*EXERCISE BRIEF*
Copy the records below exactly, leaving out every picture.

*RECORDS*
## start

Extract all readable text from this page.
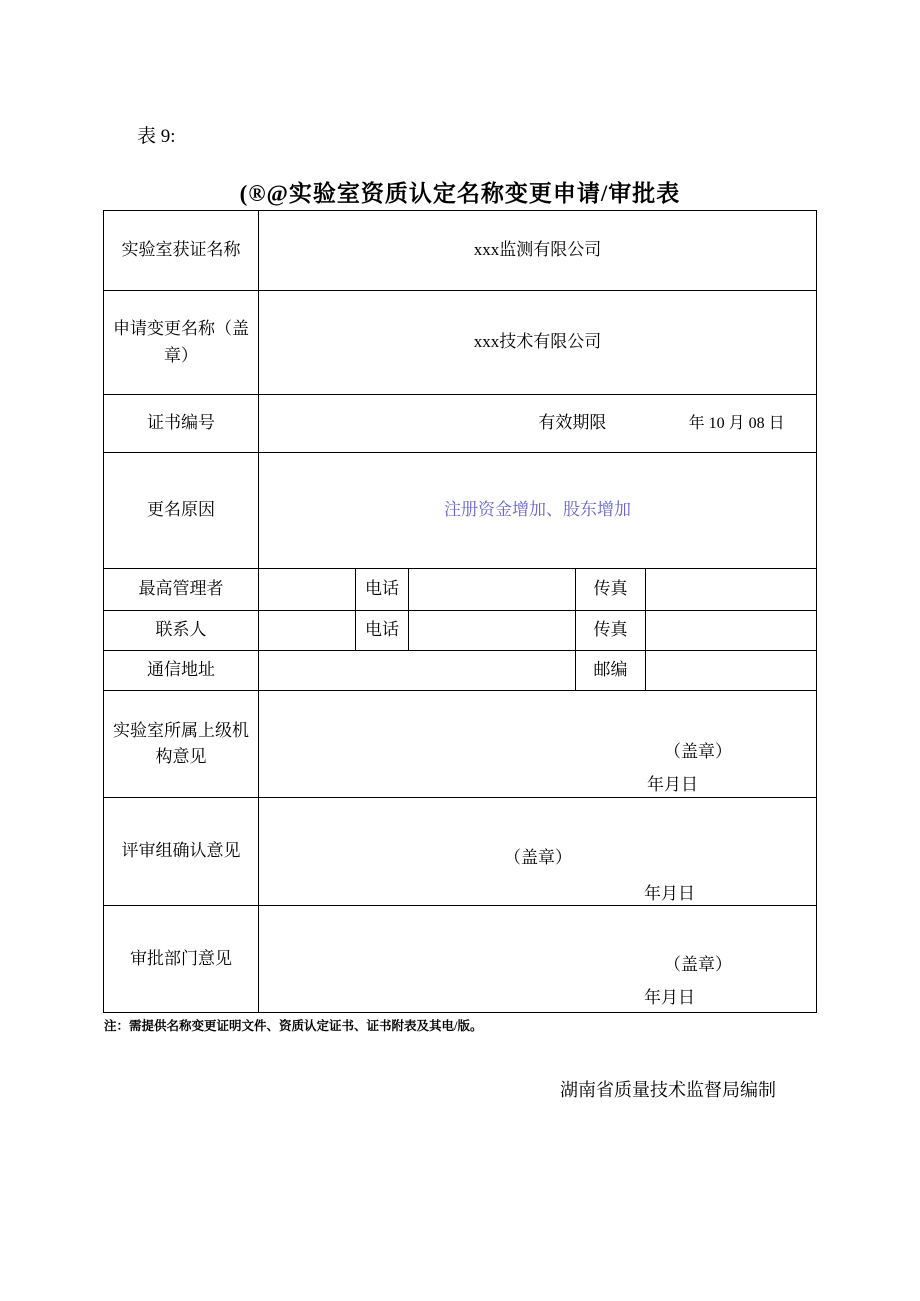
表 9:
(®@实验室资质认定名称变更申请/审批表
实验室获证名称	xxx监测有限公司				
申请变更名称（盖章）	xxx技术有限公司				
证书编号	有效期限 年 10 月 08 日				
更名原因	注册资金增加、股东增加				
最高管理者		电话		传真	
联系人		电话		传真	
通信地址				邮编	
实验室所属上级机构意见	（盖章）
年月日				

评审组确认意见	（盖章）
年月日				

审批部门意见	（盖章）
年月日				
注：需提供名称变更证明文件、资质认定证书、证书附表及其电/版。
湖南省质量技术监督局编制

## end

*ANSWER TO THIS EXERCISE*
Extract all readable text from this page.
表 9:
(®@实验室资质认定名称变更申请/审批表
实验室获证名称	xxx监测有限公司				
申请变更名称（盖章）	xxx技术有限公司				
证书编号	有效期限 年 10 月 08 日				
更名原因	注册资金增加、股东增加				
最高管理者		电话		传真	
联系人		电话		传真	
通信地址				邮编	
实验室所属上级机构意见	（盖章）
年月日				

评审组确认意见	（盖章）
年月日				

审批部门意见	（盖章）
年月日				
注：需提供名称变更证明文件、资质认定证书、证书附表及其电/版。
湖南省质量技术监督局编制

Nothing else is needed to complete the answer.